Task prompt >>
Express everything from the line containing "Find all labels, buttons, inputs, and" down to the line containing "map-place-label: 平房乡 — [673, 89, 697, 99]" as a two-column CSV with the headers instruction and response. Give one row per item, holding its text and its answer, with each field quoted, line breaks turned into spaces, and the pictures left out.

Data extract >>
-------------------------

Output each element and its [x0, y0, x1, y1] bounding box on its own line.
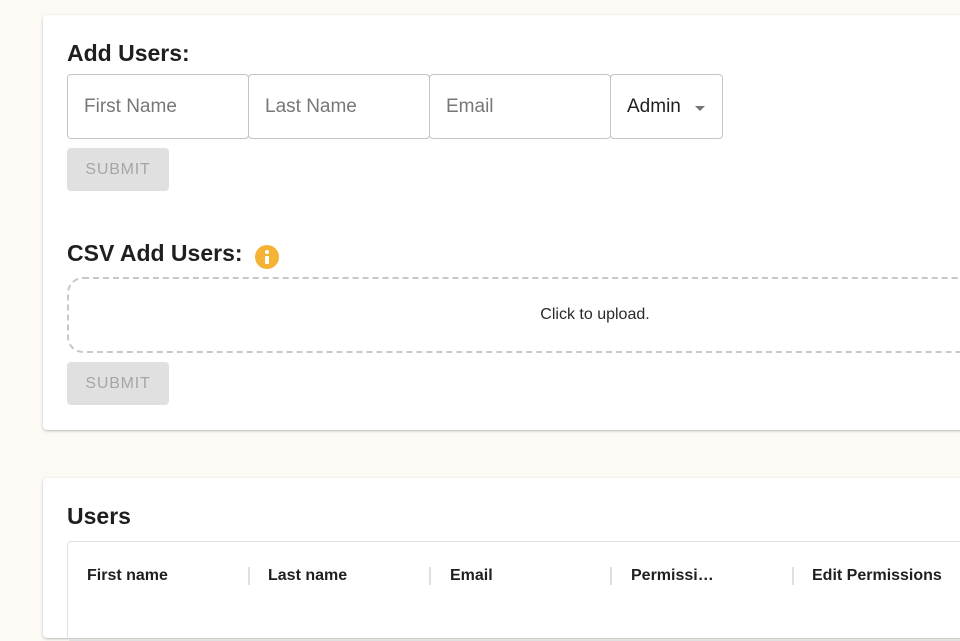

-------------------------

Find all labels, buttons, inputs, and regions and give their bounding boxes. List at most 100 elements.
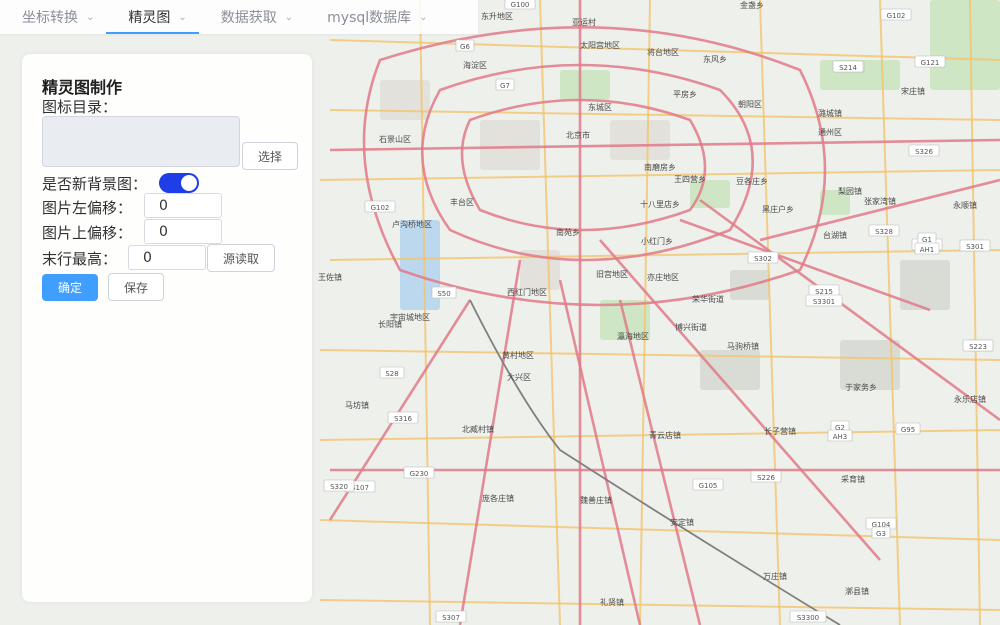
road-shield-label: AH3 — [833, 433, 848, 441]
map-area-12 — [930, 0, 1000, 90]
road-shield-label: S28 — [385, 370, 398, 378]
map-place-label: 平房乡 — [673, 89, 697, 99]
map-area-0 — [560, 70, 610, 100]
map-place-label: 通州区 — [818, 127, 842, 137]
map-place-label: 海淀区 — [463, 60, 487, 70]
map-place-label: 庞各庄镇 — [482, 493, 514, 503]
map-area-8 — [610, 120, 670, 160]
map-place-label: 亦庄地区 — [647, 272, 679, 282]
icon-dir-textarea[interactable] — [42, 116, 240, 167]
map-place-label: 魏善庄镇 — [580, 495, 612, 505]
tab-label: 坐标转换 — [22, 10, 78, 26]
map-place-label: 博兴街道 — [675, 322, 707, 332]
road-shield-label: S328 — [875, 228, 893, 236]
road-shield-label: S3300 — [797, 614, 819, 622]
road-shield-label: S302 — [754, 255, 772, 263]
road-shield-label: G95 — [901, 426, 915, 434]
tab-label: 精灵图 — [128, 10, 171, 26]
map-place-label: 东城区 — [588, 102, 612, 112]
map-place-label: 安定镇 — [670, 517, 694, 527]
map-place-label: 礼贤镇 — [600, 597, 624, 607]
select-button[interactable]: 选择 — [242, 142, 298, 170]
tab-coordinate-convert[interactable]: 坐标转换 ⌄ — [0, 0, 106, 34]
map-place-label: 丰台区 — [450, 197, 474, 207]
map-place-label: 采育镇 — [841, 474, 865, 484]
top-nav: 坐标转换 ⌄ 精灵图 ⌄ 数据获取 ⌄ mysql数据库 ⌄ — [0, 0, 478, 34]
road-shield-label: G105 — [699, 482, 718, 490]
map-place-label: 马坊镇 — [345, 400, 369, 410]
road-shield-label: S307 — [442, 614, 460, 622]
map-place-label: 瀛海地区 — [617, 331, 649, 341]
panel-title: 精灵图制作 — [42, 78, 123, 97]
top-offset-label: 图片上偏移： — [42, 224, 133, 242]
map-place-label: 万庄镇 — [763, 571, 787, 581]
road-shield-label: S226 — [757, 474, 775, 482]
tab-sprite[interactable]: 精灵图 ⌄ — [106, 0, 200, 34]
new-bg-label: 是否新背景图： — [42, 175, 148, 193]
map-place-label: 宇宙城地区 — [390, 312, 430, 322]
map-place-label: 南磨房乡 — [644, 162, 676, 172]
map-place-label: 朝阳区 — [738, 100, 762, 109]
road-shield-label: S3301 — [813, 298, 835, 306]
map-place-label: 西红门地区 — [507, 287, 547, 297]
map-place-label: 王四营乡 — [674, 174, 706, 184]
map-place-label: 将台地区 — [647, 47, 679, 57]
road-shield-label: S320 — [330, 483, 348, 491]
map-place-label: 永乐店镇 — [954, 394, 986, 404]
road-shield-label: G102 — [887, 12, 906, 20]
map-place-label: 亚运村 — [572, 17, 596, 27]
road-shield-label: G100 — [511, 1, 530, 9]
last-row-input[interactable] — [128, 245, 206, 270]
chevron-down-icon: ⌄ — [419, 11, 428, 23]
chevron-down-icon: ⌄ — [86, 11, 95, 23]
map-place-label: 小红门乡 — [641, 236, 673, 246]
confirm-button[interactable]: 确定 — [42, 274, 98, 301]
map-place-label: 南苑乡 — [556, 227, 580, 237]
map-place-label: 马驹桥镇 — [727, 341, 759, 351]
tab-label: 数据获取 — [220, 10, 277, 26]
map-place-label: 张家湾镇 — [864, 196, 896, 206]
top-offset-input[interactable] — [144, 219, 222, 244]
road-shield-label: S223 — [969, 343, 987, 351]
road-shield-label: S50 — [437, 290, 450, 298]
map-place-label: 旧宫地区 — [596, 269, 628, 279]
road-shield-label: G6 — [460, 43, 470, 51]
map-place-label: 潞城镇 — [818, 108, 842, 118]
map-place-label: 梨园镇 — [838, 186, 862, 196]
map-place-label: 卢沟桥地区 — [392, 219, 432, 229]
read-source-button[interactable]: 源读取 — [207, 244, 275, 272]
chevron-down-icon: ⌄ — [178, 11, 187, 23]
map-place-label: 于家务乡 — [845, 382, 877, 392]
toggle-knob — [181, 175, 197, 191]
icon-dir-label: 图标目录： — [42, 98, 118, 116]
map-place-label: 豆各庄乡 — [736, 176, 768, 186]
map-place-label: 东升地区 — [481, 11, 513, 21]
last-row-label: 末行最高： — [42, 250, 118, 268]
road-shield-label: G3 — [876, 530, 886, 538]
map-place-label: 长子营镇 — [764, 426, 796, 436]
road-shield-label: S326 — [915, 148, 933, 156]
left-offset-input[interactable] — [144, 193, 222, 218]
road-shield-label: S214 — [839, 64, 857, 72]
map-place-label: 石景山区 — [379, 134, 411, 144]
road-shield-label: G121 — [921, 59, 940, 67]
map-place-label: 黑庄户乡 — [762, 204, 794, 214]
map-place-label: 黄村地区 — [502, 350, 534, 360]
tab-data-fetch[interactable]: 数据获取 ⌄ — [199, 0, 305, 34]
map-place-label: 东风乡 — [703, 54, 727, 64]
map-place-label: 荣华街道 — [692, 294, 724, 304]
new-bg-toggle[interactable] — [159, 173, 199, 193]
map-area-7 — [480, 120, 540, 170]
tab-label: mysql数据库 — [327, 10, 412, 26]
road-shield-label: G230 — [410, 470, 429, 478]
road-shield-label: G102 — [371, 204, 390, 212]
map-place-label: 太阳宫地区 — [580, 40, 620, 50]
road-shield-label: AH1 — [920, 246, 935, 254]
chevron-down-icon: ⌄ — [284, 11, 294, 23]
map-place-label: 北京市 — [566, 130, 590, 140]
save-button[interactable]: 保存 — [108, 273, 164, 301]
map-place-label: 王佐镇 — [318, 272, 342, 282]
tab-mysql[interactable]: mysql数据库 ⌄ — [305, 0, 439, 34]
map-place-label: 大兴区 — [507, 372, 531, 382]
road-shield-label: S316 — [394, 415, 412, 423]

-------------------------

Solution below >>
instruction,response
"Find all labels, buttons, inputs, and regions and give their bounding boxes. List at most 100 elements.","road-shield-label: AH3 — [833, 433, 848, 441] map-area-12 — [930, 0, 1000, 90] road-shield-label: S28 — [385, 370, 398, 378] map-place-label: 平房乡 — [673, 89, 697, 99]"